Given instruction: Find every line in the records below that contains the word "this", and copy each such line.

Data supplied:
## Start
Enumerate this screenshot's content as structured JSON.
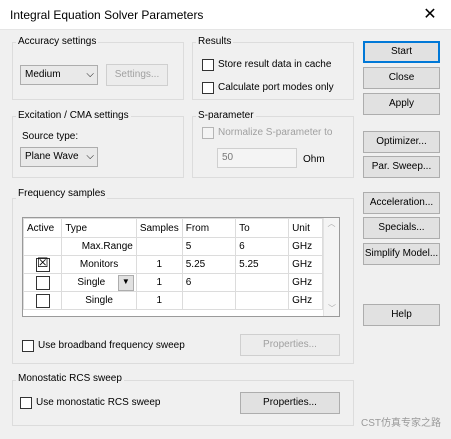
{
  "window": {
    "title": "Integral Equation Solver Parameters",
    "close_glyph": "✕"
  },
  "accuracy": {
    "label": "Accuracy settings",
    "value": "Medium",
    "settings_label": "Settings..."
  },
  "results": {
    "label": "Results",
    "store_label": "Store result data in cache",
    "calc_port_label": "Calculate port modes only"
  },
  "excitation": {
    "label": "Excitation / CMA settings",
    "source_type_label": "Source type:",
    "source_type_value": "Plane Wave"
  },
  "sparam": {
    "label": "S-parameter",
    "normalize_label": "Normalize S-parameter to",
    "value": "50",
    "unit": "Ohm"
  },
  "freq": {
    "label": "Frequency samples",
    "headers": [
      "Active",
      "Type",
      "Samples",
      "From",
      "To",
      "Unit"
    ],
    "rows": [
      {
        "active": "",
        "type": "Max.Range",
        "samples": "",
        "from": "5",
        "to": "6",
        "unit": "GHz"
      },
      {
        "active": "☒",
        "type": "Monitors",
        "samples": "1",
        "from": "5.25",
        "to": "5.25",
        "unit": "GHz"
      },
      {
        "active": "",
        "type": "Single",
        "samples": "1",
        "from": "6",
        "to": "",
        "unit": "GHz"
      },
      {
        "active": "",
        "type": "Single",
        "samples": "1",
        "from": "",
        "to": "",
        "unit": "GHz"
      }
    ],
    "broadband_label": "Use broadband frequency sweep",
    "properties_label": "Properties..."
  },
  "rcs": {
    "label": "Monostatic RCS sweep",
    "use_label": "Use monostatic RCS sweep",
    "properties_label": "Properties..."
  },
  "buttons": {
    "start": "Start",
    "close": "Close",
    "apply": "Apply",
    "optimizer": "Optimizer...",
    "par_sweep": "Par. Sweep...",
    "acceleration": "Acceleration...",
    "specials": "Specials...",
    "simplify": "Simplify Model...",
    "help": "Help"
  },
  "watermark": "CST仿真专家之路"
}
## End
## Start
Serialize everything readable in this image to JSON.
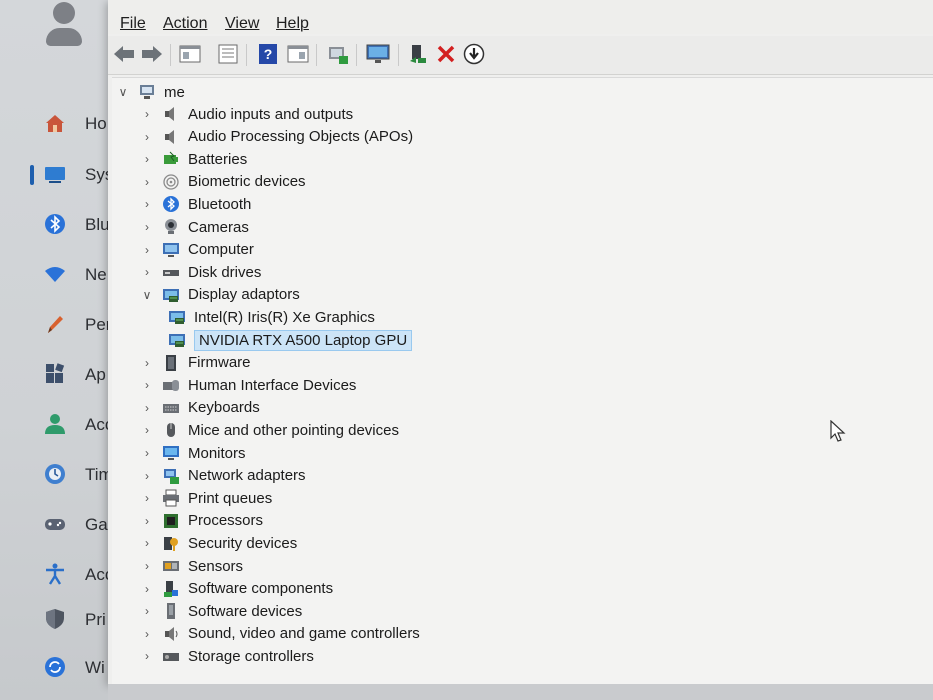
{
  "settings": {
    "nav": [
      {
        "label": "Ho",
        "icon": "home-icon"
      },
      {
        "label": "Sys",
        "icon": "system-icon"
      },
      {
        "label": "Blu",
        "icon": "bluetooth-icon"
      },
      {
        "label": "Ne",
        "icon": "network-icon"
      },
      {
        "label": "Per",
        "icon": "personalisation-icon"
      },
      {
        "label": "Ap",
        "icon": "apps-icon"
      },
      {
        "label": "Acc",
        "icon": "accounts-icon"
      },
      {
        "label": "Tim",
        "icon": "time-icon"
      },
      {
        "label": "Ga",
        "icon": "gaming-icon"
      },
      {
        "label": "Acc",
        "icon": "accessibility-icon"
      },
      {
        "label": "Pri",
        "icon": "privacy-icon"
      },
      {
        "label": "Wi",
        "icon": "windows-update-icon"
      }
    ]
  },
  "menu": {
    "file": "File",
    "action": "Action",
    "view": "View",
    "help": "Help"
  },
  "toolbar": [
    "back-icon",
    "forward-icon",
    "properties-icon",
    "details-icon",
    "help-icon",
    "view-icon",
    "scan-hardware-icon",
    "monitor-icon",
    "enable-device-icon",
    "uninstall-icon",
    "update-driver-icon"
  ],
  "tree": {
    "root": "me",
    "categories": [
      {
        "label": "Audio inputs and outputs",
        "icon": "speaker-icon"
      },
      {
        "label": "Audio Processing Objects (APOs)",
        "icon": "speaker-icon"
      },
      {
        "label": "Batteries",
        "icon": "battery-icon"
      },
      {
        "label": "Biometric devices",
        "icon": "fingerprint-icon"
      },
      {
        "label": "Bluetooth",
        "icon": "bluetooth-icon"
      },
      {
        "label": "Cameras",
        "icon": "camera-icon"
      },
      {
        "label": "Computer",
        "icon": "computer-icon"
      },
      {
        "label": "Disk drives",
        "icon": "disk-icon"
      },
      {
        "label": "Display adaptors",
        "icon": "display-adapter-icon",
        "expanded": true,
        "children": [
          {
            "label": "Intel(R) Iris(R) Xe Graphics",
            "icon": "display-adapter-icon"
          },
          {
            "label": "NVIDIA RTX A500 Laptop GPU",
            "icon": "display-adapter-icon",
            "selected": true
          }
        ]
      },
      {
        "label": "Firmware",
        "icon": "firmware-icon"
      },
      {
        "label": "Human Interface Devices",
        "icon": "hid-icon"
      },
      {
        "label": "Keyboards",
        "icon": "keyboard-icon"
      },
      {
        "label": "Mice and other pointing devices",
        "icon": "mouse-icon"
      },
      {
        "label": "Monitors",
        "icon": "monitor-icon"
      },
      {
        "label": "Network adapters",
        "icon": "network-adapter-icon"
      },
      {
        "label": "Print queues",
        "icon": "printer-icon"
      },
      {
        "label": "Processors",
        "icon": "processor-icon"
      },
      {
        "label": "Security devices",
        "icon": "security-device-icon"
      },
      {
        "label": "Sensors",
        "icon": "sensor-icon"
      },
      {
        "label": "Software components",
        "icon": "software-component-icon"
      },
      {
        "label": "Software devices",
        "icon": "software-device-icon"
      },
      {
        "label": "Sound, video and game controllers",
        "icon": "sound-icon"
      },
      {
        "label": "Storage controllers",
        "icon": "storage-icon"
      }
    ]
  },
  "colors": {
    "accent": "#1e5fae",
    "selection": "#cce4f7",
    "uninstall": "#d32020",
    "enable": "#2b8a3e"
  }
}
## End
Solution to the exercise:
Enumerate this screenshot's content as structured JSON.
Serialize everything readable in this image to JSON.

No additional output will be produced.